→ REQUIRED WORK: Each record below should be repeated precisely as written.

→ TASK DATA:
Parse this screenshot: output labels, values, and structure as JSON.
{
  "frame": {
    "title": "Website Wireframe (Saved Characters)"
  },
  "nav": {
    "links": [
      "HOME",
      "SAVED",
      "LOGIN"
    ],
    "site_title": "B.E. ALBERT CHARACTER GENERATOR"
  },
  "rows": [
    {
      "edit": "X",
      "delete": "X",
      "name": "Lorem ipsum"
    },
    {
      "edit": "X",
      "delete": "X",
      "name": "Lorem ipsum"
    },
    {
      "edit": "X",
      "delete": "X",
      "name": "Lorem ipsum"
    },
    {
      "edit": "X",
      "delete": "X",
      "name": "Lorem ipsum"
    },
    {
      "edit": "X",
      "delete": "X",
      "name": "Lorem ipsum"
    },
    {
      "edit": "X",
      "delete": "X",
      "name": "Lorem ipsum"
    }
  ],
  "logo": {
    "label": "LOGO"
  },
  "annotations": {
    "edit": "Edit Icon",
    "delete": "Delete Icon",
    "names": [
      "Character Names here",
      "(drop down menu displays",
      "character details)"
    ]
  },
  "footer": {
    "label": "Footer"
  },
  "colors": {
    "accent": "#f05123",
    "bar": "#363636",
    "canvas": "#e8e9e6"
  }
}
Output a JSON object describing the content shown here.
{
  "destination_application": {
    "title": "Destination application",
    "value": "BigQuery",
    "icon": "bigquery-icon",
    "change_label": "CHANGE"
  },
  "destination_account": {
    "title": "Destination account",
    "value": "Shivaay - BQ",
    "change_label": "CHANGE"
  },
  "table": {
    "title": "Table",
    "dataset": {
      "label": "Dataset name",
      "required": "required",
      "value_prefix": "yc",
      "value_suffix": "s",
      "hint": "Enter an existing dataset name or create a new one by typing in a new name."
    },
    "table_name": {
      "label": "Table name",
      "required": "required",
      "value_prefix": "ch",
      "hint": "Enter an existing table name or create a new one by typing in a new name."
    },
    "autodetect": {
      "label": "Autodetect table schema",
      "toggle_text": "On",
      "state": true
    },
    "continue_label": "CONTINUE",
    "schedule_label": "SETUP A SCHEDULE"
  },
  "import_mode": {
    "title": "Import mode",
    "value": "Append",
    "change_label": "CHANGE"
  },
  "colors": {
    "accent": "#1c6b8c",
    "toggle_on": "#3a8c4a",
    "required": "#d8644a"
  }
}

→ EXERCISE ANSWER:
Parse this screenshot: output labels, values, and structure as JSON.
{
  "frame": {
    "title": "Website Wireframe (Saved Characters)"
  },
  "nav": {
    "links": [
      "HOME",
      "SAVED",
      "LOGIN"
    ],
    "site_title": "B.E. ALBERT CHARACTER GENERATOR"
  },
  "rows": [
    {
      "edit": "X",
      "delete": "X",
      "name": "Lorem ipsum"
    },
    {
      "edit": "X",
      "delete": "X",
      "name": "Lorem ipsum"
    },
    {
      "edit": "X",
      "delete": "X",
      "name": "Lorem ipsum"
    },
    {
      "edit": "X",
      "delete": "X",
      "name": "Lorem ipsum"
    },
    {
      "edit": "X",
      "delete": "X",
      "name": "Lorem ipsum"
    },
    {
      "edit": "X",
      "delete": "X",
      "name": "Lorem ipsum"
    }
  ],
  "logo": {
    "label": "LOGO"
  },
  "annotations": {
    "edit": "Edit Icon",
    "delete": "Delete Icon",
    "names": [
      "Character Names here",
      "(drop down menu displays",
      "character details)"
    ]
  },
  "footer": {
    "label": "Footer"
  },
  "colors": {
    "accent": "#f05123",
    "bar": "#363636",
    "canvas": "#e8e9e6"
  }
}
Output a JSON object describing the content shown here.
{
  "destination_application": {
    "title": "Destination application",
    "value": "BigQuery",
    "icon": "bigquery-icon",
    "change_label": "CHANGE"
  },
  "destination_account": {
    "title": "Destination account",
    "value": "Shivaay - BQ",
    "change_label": "CHANGE"
  },
  "table": {
    "title": "Table",
    "dataset": {
      "label": "Dataset name",
      "required": "required",
      "value_prefix": "yc",
      "value_suffix": "s",
      "hint": "Enter an existing dataset name or create a new one by typing in a new name."
    },
    "table_name": {
      "label": "Table name",
      "required": "required",
      "value_prefix": "ch",
      "hint": "Enter an existing table name or create a new one by typing in a new name."
    },
    "autodetect": {
      "label": "Autodetect table schema",
      "toggle_text": "On",
      "state": true
    },
    "continue_label": "CONTINUE",
    "schedule_label": "SETUP A SCHEDULE"
  },
  "import_mode": {
    "title": "Import mode",
    "value": "Append",
    "change_label": "CHANGE"
  },
  "colors": {
    "accent": "#1c6b8c",
    "toggle_on": "#3a8c4a",
    "required": "#d8644a"
  }
}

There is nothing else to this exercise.